> Task prompt
Print the entire listing. Each line must match the original exactly.

[Data records]

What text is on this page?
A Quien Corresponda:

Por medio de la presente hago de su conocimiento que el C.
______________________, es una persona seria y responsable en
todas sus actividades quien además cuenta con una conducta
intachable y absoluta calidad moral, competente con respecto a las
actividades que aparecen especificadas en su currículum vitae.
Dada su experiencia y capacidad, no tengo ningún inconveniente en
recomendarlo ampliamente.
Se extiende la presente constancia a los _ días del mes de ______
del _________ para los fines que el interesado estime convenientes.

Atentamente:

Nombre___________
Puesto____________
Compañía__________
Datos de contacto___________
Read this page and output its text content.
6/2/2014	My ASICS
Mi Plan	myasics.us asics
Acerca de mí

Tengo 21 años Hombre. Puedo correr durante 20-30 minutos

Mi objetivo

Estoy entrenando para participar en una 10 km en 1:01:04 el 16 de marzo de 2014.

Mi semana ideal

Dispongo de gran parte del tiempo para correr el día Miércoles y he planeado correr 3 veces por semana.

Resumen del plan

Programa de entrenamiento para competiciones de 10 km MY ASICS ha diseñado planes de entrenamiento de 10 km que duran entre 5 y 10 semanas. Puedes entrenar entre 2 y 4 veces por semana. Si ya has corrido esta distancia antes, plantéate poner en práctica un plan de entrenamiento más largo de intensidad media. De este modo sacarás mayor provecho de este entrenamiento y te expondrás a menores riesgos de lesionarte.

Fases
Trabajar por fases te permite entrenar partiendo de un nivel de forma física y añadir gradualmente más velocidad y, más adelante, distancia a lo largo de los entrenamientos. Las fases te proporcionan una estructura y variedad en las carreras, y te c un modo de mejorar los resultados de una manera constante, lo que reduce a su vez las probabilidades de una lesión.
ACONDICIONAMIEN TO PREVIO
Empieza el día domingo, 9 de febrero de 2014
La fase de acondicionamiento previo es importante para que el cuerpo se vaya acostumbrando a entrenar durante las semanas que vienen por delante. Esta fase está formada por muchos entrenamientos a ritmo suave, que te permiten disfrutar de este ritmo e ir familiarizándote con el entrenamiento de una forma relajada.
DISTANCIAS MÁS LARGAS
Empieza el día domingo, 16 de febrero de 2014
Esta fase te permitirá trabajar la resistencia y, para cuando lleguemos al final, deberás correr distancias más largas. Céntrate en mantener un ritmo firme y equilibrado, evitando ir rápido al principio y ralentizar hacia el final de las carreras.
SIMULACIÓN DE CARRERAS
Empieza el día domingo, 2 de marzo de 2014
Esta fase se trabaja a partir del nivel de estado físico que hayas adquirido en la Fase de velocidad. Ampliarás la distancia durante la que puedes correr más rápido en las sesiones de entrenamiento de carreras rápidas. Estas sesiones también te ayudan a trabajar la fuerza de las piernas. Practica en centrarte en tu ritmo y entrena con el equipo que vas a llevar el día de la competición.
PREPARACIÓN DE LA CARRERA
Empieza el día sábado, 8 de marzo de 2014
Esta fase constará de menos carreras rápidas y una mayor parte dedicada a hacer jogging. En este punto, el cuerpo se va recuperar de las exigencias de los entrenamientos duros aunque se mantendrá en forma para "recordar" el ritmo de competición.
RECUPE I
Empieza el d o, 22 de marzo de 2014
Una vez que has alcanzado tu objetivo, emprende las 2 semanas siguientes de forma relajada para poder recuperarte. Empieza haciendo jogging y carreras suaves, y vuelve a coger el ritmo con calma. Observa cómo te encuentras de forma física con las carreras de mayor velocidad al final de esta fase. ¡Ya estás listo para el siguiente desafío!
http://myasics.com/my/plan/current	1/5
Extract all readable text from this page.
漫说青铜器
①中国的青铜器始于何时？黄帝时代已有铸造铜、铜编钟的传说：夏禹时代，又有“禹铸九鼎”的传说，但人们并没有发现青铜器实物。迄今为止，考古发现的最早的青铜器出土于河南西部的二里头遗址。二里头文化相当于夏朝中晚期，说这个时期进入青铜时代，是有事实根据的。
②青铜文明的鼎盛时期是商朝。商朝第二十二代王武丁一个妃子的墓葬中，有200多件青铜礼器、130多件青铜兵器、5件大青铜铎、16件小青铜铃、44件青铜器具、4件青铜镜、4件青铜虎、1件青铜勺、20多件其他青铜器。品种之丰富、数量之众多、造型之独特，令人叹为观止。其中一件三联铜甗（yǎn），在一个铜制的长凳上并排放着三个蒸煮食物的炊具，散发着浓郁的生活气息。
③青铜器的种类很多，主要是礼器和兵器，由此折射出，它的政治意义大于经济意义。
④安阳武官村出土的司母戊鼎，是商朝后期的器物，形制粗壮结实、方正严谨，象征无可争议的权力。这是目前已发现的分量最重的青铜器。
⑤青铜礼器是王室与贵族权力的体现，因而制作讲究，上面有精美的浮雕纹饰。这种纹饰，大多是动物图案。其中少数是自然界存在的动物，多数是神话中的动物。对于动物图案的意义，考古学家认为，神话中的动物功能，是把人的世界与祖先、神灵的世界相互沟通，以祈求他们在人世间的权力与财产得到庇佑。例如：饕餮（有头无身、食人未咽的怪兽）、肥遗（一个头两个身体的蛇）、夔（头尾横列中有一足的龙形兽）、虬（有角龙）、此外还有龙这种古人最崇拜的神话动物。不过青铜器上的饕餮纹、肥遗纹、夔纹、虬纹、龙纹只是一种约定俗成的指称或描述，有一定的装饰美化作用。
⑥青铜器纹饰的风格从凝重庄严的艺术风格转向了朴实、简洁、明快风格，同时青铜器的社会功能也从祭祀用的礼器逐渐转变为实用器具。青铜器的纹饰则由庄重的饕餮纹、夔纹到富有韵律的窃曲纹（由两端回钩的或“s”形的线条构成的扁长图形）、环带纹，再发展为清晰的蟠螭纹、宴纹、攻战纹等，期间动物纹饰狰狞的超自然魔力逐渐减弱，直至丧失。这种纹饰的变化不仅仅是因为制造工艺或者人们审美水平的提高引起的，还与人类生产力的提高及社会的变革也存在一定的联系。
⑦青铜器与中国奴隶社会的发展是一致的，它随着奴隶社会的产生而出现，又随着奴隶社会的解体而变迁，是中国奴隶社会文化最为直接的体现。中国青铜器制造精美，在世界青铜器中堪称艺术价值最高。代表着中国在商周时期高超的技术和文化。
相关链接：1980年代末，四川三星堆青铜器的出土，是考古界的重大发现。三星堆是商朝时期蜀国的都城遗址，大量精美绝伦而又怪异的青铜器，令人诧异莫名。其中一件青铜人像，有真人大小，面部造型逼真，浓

> Full output
What text is on this page?
A Quien Corresponda:

Por medio de la presente hago de su conocimiento que el C.
______________________, es una persona seria y responsable en
todas sus actividades quien además cuenta con una conducta
intachable y absoluta calidad moral, competente con respecto a las
actividades que aparecen especificadas en su currículum vitae.
Dada su experiencia y capacidad, no tengo ningún inconveniente en
recomendarlo ampliamente.
Se extiende la presente constancia a los _ días del mes de ______
del _________ para los fines que el interesado estime convenientes.

Atentamente:

Nombre___________
Puesto____________
Compañía__________
Datos de contacto___________
Read this page and output its text content.
6/2/2014	My ASICS
Mi Plan	myasics.us asics
Acerca de mí

Tengo 21 años Hombre. Puedo correr durante 20-30 minutos

Mi objetivo

Estoy entrenando para participar en una 10 km en 1:01:04 el 16 de marzo de 2014.

Mi semana ideal

Dispongo de gran parte del tiempo para correr el día Miércoles y he planeado correr 3 veces por semana.

Resumen del plan

Programa de entrenamiento para competiciones de 10 km MY ASICS ha diseñado planes de entrenamiento de 10 km que duran entre 5 y 10 semanas. Puedes entrenar entre 2 y 4 veces por semana. Si ya has corrido esta distancia antes, plantéate poner en práctica un plan de entrenamiento más largo de intensidad media. De este modo sacarás mayor provecho de este entrenamiento y te expondrás a menores riesgos de lesionarte.

Fases
Trabajar por fases te permite entrenar partiendo de un nivel de forma física y añadir gradualmente más velocidad y, más adelante, distancia a lo largo de los entrenamientos. Las fases te proporcionan una estructura y variedad en las carreras, y te c un modo de mejorar los resultados de una manera constante, lo que reduce a su vez las probabilidades de una lesión.
ACONDICIONAMIEN TO PREVIO
Empieza el día domingo, 9 de febrero de 2014
La fase de acondicionamiento previo es importante para que el cuerpo se vaya acostumbrando a entrenar durante las semanas que vienen por delante. Esta fase está formada por muchos entrenamientos a ritmo suave, que te permiten disfrutar de este ritmo e ir familiarizándote con el entrenamiento de una forma relajada.
DISTANCIAS MÁS LARGAS
Empieza el día domingo, 16 de febrero de 2014
Esta fase te permitirá trabajar la resistencia y, para cuando lleguemos al final, deberás correr distancias más largas. Céntrate en mantener un ritmo firme y equilibrado, evitando ir rápido al principio y ralentizar hacia el final de las carreras.
SIMULACIÓN DE CARRERAS
Empieza el día domingo, 2 de marzo de 2014
Esta fase se trabaja a partir del nivel de estado físico que hayas adquirido en la Fase de velocidad. Ampliarás la distancia durante la que puedes correr más rápido en las sesiones de entrenamiento de carreras rápidas. Estas sesiones también te ayudan a trabajar la fuerza de las piernas. Practica en centrarte en tu ritmo y entrena con el equipo que vas a llevar el día de la competición.
PREPARACIÓN DE LA CARRERA
Empieza el día sábado, 8 de marzo de 2014
Esta fase constará de menos carreras rápidas y una mayor parte dedicada a hacer jogging. En este punto, el cuerpo se va recuperar de las exigencias de los entrenamientos duros aunque se mantendrá en forma para "recordar" el ritmo de competición.
RECUPE I
Empieza el d o, 22 de marzo de 2014
Una vez que has alcanzado tu objetivo, emprende las 2 semanas siguientes de forma relajada para poder recuperarte. Empieza haciendo jogging y carreras suaves, y vuelve a coger el ritmo con calma. Observa cómo te encuentras de forma física con las carreras de mayor velocidad al final de esta fase. ¡Ya estás listo para el siguiente desafío!
http://myasics.com/my/plan/current	1/5
Extract all readable text from this page.
漫说青铜器
①中国的青铜器始于何时？黄帝时代已有铸造铜、铜编钟的传说：夏禹时代，又有“禹铸九鼎”的传说，但人们并没有发现青铜器实物。迄今为止，考古发现的最早的青铜器出土于河南西部的二里头遗址。二里头文化相当于夏朝中晚期，说这个时期进入青铜时代，是有事实根据的。
②青铜文明的鼎盛时期是商朝。商朝第二十二代王武丁一个妃子的墓葬中，有200多件青铜礼器、130多件青铜兵器、5件大青铜铎、16件小青铜铃、44件青铜器具、4件青铜镜、4件青铜虎、1件青铜勺、20多件其他青铜器。品种之丰富、数量之众多、造型之独特，令人叹为观止。其中一件三联铜甗（yǎn），在一个铜制的长凳上并排放着三个蒸煮食物的炊具，散发着浓郁的生活气息。
③青铜器的种类很多，主要是礼器和兵器，由此折射出，它的政治意义大于经济意义。
④安阳武官村出土的司母戊鼎，是商朝后期的器物，形制粗壮结实、方正严谨，象征无可争议的权力。这是目前已发现的分量最重的青铜器。
⑤青铜礼器是王室与贵族权力的体现，因而制作讲究，上面有精美的浮雕纹饰。这种纹饰，大多是动物图案。其中少数是自然界存在的动物，多数是神话中的动物。对于动物图案的意义，考古学家认为，神话中的动物功能，是把人的世界与祖先、神灵的世界相互沟通，以祈求他们在人世间的权力与财产得到庇佑。例如：饕餮（有头无身、食人未咽的怪兽）、肥遗（一个头两个身体的蛇）、夔（头尾横列中有一足的龙形兽）、虬（有角龙）、此外还有龙这种古人最崇拜的神话动物。不过青铜器上的饕餮纹、肥遗纹、夔纹、虬纹、龙纹只是一种约定俗成的指称或描述，有一定的装饰美化作用。
⑥青铜器纹饰的风格从凝重庄严的艺术风格转向了朴实、简洁、明快风格，同时青铜器的社会功能也从祭祀用的礼器逐渐转变为实用器具。青铜器的纹饰则由庄重的饕餮纹、夔纹到富有韵律的窃曲纹（由两端回钩的或“s”形的线条构成的扁长图形）、环带纹，再发展为清晰的蟠螭纹、宴纹、攻战纹等，期间动物纹饰狰狞的超自然魔力逐渐减弱，直至丧失。这种纹饰的变化不仅仅是因为制造工艺或者人们审美水平的提高引起的，还与人类生产力的提高及社会的变革也存在一定的联系。
⑦青铜器与中国奴隶社会的发展是一致的，它随着奴隶社会的产生而出现，又随着奴隶社会的解体而变迁，是中国奴隶社会文化最为直接的体现。中国青铜器制造精美，在世界青铜器中堪称艺术价值最高。代表着中国在商周时期高超的技术和文化。
相关链接：1980年代末，四川三星堆青铜器的出土，是考古界的重大发现。三星堆是商朝时期蜀国的都城遗址，大量精美绝伦而又怪异的青铜器，令人诧异莫名。其中一件青铜人像，有真人大小，面部造型逼真，浓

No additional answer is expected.